*Required work:* Read the lines that follow and pick out every one containing the word "series".

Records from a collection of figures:
☆ ☆ ☆ ☆ ☆
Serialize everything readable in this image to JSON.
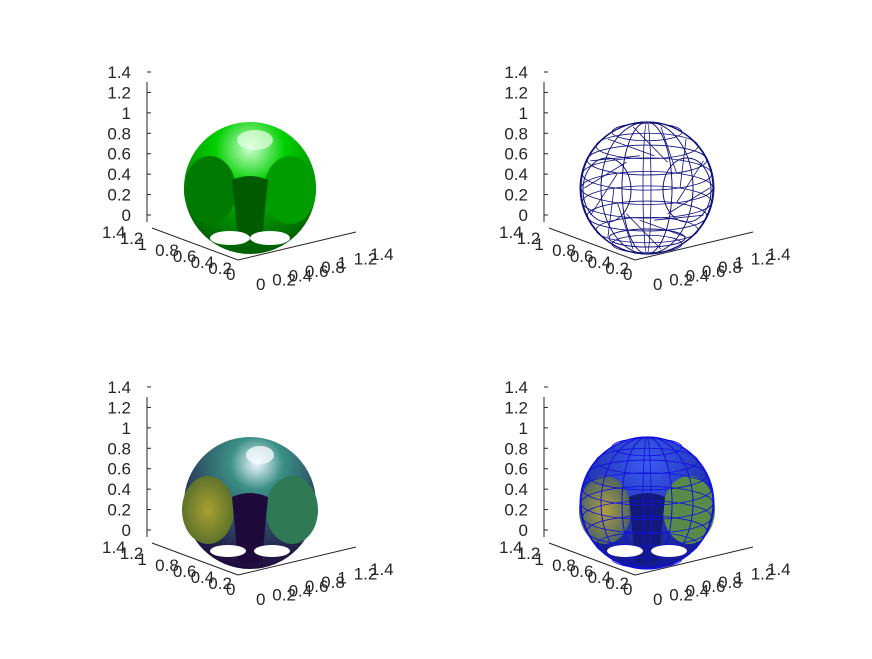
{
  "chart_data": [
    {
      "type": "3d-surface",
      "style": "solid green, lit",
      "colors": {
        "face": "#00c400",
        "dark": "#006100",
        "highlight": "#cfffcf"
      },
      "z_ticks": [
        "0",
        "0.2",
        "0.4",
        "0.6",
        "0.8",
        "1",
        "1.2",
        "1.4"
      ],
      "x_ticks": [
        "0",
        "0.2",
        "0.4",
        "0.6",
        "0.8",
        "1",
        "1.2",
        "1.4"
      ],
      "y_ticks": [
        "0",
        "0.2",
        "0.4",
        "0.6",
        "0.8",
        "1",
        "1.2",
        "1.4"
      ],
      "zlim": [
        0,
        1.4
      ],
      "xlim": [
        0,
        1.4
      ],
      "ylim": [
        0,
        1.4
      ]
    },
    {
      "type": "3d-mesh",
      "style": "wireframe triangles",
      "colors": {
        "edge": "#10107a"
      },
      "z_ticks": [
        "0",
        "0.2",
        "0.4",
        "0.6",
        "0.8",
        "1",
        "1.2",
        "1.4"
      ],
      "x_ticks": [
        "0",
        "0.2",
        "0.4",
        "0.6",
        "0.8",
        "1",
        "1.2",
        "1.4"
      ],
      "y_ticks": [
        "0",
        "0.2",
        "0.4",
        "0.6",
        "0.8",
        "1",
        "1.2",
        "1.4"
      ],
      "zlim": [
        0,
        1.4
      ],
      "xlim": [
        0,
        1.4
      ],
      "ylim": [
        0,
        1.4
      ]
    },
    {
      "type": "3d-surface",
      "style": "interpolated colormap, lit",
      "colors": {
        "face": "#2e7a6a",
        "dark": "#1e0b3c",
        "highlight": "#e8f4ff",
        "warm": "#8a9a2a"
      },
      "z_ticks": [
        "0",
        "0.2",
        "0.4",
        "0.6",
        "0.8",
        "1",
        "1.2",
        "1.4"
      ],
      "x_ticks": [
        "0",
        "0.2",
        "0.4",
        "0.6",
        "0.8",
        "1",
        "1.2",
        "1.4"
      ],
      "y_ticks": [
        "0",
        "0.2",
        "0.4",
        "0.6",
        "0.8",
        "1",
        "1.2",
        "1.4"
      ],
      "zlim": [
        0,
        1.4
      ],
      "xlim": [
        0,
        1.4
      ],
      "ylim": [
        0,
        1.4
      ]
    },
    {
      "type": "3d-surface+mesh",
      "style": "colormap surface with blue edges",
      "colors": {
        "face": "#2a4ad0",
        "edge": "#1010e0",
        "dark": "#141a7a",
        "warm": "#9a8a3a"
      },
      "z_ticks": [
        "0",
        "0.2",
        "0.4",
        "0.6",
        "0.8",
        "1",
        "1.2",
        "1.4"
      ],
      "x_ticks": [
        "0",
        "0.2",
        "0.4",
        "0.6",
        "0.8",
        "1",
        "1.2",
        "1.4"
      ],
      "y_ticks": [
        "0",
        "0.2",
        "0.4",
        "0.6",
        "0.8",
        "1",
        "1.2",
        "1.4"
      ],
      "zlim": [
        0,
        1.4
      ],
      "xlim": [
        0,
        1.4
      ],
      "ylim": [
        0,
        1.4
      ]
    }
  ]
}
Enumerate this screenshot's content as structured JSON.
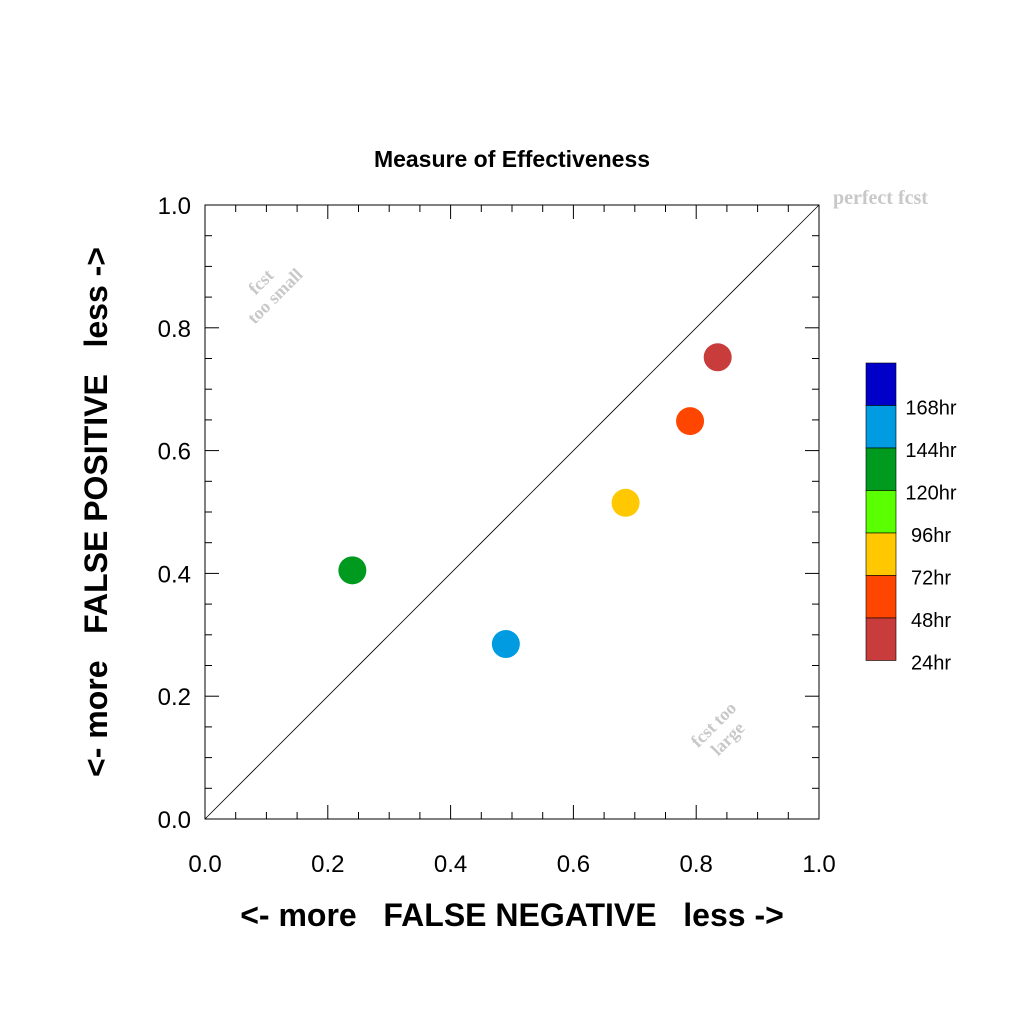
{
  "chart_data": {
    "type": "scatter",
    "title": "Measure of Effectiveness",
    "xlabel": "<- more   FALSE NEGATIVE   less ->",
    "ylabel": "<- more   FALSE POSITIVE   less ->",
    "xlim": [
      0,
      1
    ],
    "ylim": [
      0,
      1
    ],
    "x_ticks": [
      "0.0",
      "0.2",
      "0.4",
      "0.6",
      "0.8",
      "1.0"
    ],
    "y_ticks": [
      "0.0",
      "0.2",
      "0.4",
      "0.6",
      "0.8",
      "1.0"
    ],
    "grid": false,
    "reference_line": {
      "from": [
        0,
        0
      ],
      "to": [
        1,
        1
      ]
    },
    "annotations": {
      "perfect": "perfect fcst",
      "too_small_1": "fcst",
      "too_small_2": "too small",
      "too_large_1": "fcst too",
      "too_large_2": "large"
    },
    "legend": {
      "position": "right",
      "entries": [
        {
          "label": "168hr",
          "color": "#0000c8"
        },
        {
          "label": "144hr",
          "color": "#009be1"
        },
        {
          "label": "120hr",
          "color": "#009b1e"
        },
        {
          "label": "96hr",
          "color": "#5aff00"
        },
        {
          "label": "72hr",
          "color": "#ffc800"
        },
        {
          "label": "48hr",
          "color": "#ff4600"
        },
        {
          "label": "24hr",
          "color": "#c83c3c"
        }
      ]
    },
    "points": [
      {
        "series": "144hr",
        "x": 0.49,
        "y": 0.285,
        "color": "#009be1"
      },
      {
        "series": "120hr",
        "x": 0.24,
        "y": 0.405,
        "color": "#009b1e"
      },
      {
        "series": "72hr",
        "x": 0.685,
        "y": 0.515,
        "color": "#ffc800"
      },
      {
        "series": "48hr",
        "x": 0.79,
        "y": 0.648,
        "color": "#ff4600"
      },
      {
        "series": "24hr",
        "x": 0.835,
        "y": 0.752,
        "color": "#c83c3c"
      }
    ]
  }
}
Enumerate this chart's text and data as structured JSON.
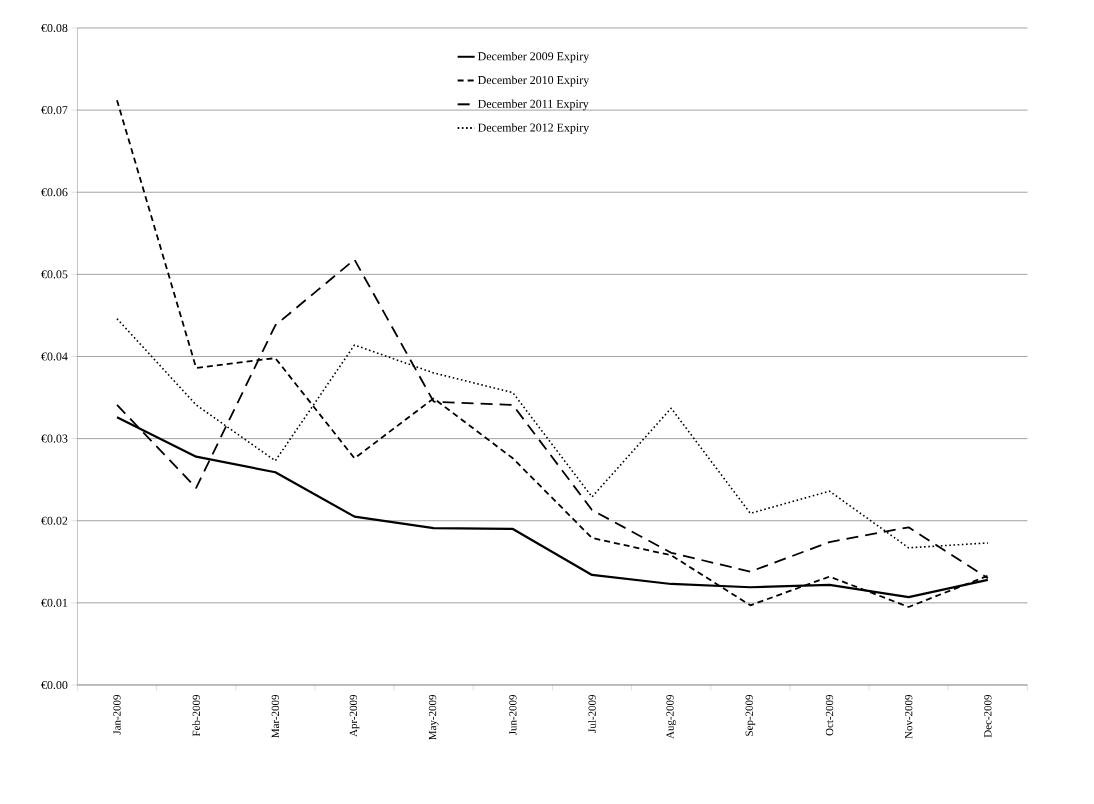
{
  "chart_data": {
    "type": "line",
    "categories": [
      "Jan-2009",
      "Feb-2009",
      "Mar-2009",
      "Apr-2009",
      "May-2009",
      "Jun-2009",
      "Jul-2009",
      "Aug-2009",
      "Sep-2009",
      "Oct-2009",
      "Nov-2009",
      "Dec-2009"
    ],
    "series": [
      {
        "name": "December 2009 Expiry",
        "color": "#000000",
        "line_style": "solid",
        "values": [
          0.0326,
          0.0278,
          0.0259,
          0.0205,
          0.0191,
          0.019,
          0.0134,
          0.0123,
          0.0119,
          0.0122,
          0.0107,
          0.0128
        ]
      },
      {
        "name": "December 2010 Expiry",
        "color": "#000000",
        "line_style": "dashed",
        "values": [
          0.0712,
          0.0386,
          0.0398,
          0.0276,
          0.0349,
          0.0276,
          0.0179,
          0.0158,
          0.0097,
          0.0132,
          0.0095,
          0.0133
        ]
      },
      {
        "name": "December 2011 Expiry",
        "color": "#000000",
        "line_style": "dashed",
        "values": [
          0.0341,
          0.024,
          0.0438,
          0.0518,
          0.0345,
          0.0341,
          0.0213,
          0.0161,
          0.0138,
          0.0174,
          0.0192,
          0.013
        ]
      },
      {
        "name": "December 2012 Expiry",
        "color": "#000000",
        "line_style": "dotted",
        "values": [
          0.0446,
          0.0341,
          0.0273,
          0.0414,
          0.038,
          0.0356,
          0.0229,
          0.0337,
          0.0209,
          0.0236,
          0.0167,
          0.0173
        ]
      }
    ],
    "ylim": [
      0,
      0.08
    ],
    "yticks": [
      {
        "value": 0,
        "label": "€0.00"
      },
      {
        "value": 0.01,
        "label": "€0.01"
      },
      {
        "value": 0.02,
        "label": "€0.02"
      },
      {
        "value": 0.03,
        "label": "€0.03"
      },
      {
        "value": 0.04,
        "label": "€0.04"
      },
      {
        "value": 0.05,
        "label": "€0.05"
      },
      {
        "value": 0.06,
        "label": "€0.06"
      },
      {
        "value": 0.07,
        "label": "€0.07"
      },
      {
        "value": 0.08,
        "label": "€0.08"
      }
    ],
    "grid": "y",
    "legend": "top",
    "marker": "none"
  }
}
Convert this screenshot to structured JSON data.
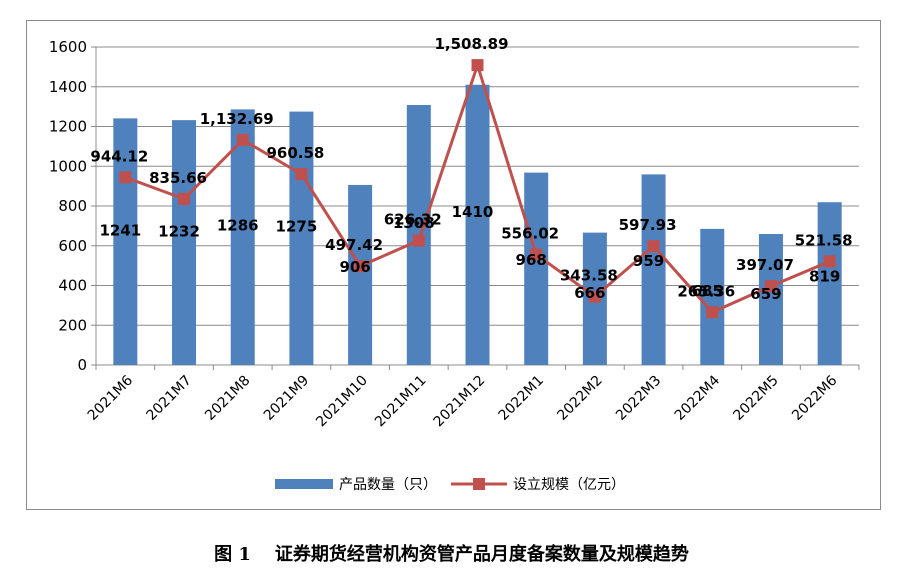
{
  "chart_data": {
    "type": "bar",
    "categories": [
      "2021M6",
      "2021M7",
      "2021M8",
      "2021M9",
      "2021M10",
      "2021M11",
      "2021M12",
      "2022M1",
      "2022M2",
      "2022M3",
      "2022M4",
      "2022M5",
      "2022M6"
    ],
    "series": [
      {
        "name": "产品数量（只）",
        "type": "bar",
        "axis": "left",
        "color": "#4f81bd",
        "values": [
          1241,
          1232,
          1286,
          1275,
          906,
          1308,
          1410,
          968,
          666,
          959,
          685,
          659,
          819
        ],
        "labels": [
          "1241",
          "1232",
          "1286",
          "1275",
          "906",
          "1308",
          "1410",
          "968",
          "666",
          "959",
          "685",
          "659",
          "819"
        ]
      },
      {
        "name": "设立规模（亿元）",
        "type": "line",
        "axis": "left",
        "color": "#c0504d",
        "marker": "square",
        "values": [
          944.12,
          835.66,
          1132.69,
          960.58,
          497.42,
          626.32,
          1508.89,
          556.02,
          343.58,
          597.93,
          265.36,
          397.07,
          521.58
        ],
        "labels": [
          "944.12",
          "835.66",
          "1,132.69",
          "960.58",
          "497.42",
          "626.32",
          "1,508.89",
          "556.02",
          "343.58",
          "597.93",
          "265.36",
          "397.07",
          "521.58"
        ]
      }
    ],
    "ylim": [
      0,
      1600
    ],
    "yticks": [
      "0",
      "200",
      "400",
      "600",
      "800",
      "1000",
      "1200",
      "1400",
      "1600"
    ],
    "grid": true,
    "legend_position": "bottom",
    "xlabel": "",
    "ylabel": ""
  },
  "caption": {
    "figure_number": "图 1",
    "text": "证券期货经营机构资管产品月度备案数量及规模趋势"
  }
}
☆ ☆ ☆ ☆ ☆
*Task result:*
        "series": "144hr",
        "series": "120hr",
        "series": "72hr",
        "series": "48hr",
        "series": "24hr",
    "series": [
    "series": [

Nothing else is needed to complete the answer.